私は以前には折に触れて引用してきたが、「古代母権制社会研究の今日的視点 一 神話と語源からの思索・素描」(松田義幸・江藤裕之、2007年、PDF)は、素晴らしい論文だよ。この論のベースは、バッハオーフェン『母権制論』(1861年)、グレーヴス『ギリシア神話』(1955年)、ウォーカー『神話・伝承事典――失われた女神達の復権』(1983年)だがね。


何よりもまずオメガ論文と言えるだろう、《Omegaは原始ヒンズー教(タントラ教)の馬蹄形の女陰の門のΩである》。いくら古代に遡って哲学やら人類学やらと言っても、このオメガを抑圧している思想はクソだよ。少なくとも真のフェミニストなら是非読むべきじゃないかね。





以下、「古代母権制社会研究の今日的視点」の記述をいくらか掲げておこう。


そもそもの原初のlogos はどの地域からどのようにして出てきたものなのか。それはインドの原始ヒンズー教(タントラ教)の女神 Kali Ma の「創造の言葉」のOm(オーム)から始まったのである。Kali Maが「創造の言葉」のOmを唱えることによって万物を創造したのである。しかし、Kali Maは自ら創造した万物を貪り食う、恐ろしい破壊の女神でもあった。それが「大いなる破壊の Om」のOmegaである。


Kali Maが創ったサンスクリットのアルファベットは、創造の文字Alpha (A)で始まり、破壊の文字Omega(Ω)で終わる. Omegaは原始ヒンズー教(タントラ教)の馬蹄形の女陰の門のΩである。もちろん、Kali Maは破壊の死のOmegaで終りにしたのではない。「生→死→再生」という永遠に生き続ける循環を宇宙原理、自然原理、女性原理と定めたのである。〔・・・〕

後のキリスト教の父権制社会になってからは、logosは原初の意味を失い、「創造の言葉」は「神の言葉(化肉)」として、キリスト教に取り込まれ、破壊のOmegaは取り除かれてしまった。その結果、現象としては確かめようのない死後を裁くキリスト教が、月女神の宗教に取って代わったのである。父権制社会のもとでのKali Maが、魔女ということになり、自分の夫、自分の子どもたちを貪り食う、恐ろしい破壊の相のOmegaとの関わりだけが強調されるようになった。しかし、原初のKali Maは、OmのAlpha からOmegaまでを司り、さらに再生の周期を司る偉大な月女神であった。


月女神Kali Maの本質は「創造→維持→破壊」の周期を司る三相一体(trinity)にある。月は夜空にあって、「新月→満月→旧月」の周期を繰り返している。これが宇宙原理である。自然原理、女性原理も「創造→維持→破壊」の三相一体に従っている。母性とは「処女→母親→老婆」の周期を繰り返すエネルギー(シャクティ)である。この三相一体の母権制社会の宗教思想は、紀元前8000年から7000年に、広い地域で受容されていたのであり、それがこの世の運命であると認識していたのだ。

_課題:_ 上の提示文の「何よりもまずオメガ論文と言え」から「以下、「古代母権制社会研究の今日的視点」の記述をいくらか掲げておこう。」に至るまでの部分を、一字も変えずにすべて書き写しなさい。

_提供データ:_
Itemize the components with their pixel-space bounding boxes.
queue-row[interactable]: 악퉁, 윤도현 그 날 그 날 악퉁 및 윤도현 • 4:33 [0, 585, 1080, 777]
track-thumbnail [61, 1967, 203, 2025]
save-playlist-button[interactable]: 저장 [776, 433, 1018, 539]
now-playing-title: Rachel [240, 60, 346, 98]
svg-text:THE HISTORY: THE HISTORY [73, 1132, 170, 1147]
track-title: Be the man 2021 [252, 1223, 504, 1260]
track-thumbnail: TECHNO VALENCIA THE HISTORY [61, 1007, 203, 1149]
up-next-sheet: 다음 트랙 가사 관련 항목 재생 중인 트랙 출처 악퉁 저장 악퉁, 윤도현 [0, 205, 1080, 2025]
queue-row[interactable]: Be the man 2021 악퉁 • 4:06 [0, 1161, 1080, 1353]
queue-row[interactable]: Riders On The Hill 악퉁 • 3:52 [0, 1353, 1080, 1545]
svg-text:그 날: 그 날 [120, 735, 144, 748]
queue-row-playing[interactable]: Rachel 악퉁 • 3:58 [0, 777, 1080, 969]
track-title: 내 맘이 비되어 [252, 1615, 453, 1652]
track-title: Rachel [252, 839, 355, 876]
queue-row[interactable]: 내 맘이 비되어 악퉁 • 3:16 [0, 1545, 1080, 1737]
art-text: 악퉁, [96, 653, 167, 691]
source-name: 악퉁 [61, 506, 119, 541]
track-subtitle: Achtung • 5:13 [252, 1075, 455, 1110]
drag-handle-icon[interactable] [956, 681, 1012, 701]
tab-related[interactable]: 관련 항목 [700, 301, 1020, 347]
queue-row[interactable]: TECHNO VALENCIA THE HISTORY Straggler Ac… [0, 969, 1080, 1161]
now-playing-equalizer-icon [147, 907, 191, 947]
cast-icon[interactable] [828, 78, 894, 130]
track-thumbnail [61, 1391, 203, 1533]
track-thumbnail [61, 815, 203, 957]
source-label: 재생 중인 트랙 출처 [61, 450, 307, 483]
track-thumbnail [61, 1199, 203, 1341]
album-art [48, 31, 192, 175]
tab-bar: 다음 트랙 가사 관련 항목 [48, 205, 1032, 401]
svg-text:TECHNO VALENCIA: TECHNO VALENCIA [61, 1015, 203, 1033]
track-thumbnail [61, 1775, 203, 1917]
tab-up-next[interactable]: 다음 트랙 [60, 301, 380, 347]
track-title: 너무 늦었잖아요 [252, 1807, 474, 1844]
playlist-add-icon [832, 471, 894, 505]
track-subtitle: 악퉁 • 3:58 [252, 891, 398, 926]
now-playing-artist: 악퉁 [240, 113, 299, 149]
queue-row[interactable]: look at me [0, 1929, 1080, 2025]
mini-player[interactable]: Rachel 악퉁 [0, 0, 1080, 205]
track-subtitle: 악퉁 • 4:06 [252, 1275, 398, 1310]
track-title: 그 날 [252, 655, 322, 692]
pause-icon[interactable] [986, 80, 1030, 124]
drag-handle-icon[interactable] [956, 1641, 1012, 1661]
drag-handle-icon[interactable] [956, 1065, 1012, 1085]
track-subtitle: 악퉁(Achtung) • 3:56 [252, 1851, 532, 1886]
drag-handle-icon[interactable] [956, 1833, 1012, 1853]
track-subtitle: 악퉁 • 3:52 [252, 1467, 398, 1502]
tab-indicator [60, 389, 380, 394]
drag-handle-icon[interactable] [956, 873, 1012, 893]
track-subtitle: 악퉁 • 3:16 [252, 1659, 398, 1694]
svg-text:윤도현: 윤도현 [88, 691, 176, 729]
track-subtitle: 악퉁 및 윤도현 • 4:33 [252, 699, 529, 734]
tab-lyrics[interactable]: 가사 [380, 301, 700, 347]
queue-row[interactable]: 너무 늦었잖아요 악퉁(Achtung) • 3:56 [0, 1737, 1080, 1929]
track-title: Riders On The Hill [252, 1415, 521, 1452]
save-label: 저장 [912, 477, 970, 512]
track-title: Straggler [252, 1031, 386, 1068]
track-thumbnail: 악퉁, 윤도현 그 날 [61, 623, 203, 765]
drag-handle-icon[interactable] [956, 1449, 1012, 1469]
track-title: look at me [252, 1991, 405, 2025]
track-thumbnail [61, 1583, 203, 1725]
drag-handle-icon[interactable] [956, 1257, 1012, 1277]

_解答:_
何よりもまずオメガ論文と言えるだろう、《Omegaは原始ヒンズー教(タントラ教)の馬蹄形の女陰の門のΩである》。いくら古代に遡って哲学やら人類学やらと言っても、このオメガを抑圧している思想はクソだよ。少なくとも真のフェミニストなら是非読むべきじゃないかね。





以下、「古代母権制社会研究の今日的視点」の記述をいくらか掲げておこう。